**Materials provided:**
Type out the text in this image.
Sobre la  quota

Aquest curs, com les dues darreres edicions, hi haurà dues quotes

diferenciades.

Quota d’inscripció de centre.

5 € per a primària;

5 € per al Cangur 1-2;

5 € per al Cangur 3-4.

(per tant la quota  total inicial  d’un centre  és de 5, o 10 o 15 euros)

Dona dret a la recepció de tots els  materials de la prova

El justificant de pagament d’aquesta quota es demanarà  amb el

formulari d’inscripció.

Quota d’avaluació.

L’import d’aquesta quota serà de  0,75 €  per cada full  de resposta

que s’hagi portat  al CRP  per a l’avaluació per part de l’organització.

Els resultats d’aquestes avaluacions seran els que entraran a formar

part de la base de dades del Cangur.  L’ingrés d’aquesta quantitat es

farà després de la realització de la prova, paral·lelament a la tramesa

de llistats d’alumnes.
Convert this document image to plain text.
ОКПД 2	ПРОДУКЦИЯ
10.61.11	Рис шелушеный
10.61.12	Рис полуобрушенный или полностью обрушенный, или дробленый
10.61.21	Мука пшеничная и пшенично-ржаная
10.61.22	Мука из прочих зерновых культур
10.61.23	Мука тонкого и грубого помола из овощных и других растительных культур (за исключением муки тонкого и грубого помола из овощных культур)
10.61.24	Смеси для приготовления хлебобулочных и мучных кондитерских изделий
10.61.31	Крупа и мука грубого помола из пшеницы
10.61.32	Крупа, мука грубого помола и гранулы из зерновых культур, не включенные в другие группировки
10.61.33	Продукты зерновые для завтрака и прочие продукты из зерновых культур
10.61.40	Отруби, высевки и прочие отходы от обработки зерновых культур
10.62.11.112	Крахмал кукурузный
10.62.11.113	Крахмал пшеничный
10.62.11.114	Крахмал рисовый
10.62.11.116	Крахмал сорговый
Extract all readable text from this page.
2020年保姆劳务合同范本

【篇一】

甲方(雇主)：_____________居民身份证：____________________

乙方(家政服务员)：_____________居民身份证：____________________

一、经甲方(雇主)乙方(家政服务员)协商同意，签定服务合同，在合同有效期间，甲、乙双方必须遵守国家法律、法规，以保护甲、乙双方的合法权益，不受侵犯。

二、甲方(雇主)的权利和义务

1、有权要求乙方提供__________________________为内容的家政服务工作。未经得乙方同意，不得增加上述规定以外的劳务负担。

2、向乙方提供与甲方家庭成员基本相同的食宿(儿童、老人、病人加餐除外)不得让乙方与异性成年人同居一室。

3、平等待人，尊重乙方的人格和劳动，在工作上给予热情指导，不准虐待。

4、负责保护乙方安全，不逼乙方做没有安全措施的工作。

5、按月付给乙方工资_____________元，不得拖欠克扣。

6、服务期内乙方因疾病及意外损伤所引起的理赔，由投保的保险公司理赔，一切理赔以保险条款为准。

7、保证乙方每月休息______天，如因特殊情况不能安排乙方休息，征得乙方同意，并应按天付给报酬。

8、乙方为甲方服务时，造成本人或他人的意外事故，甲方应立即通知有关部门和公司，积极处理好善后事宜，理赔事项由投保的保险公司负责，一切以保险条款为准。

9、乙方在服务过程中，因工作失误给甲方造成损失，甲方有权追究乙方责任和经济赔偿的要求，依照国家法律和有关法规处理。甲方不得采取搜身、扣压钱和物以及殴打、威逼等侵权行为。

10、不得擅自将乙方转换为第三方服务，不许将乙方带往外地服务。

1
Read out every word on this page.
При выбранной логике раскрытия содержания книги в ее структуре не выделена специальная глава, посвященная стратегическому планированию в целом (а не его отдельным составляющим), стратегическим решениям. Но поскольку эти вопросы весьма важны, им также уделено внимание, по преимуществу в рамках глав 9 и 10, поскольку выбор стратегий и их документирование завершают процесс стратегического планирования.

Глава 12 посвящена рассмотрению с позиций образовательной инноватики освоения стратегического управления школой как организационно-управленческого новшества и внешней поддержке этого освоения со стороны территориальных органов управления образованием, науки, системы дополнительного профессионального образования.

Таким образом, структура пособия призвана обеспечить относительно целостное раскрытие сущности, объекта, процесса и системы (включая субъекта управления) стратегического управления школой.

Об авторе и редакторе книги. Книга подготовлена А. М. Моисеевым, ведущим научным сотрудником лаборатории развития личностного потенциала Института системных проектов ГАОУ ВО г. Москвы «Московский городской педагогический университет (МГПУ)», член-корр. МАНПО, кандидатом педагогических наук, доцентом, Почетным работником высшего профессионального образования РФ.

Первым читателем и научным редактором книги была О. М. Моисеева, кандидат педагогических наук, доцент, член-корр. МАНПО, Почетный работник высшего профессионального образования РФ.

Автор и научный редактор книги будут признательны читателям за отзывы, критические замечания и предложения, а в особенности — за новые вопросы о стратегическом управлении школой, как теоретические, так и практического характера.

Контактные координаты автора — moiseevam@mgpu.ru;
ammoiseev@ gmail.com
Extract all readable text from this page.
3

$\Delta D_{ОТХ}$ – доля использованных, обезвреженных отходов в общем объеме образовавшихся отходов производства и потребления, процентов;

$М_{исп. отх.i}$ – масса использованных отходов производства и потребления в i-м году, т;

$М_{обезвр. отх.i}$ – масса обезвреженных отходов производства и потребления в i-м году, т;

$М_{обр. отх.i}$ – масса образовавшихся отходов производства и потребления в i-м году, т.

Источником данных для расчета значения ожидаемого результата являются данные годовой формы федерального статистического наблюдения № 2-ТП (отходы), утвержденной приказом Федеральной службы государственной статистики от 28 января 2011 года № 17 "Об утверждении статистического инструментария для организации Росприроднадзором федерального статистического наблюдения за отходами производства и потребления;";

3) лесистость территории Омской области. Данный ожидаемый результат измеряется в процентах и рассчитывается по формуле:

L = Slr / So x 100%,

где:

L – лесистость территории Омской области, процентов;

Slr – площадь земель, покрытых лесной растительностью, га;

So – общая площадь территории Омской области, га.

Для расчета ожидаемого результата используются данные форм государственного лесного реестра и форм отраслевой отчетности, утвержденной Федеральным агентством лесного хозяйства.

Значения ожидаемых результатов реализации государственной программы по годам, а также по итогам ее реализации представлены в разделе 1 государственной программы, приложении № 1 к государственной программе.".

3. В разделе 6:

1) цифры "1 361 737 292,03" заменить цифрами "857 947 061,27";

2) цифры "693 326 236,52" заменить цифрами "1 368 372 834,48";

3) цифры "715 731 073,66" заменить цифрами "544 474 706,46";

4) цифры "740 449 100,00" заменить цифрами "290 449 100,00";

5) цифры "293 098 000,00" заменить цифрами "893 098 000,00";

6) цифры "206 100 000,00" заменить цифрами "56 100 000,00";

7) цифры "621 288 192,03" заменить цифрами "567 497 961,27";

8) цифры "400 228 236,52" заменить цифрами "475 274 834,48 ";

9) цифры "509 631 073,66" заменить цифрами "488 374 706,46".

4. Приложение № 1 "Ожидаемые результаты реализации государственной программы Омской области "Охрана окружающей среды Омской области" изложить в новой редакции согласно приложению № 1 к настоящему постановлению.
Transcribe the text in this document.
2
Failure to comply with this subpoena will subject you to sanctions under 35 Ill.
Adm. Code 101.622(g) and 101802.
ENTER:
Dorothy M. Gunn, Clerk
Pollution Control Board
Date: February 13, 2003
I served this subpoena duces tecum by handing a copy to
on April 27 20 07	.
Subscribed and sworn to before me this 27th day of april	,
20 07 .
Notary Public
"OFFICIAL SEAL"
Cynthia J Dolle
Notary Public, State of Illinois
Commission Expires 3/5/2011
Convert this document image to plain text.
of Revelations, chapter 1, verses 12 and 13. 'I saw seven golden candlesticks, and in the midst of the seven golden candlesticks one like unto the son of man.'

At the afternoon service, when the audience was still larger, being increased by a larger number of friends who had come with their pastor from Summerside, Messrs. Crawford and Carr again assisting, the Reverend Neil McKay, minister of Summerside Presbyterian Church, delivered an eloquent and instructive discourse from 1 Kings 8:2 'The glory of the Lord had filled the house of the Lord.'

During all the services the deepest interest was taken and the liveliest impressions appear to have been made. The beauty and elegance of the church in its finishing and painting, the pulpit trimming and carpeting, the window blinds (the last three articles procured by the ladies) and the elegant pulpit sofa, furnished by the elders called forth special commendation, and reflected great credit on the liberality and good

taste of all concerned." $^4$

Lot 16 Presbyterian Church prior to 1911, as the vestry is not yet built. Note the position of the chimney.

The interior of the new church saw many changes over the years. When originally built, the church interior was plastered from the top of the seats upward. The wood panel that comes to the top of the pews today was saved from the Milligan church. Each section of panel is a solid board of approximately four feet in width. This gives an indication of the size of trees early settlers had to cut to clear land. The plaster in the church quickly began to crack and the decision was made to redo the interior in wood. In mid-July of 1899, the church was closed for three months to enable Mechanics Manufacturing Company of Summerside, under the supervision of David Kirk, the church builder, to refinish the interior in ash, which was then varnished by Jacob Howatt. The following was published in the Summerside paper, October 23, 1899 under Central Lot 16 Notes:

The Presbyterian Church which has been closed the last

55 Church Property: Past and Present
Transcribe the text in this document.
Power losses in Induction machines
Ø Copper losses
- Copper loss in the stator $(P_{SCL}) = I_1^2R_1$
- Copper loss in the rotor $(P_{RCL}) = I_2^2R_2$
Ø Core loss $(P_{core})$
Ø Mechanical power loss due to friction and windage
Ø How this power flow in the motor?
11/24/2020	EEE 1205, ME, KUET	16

**Description of the task:** Copy, from the material, each line that holds the string "обезвреженных".

**Written response:**
$\Delta D_{ОТХ}$ – доля использованных, обезвреженных отходов в общем объеме образовавшихся отходов производства и потребления, процентов;
$М_{обезвр. отх.i}$ – масса обезвреженных отходов производства и потребления в i-м году, т;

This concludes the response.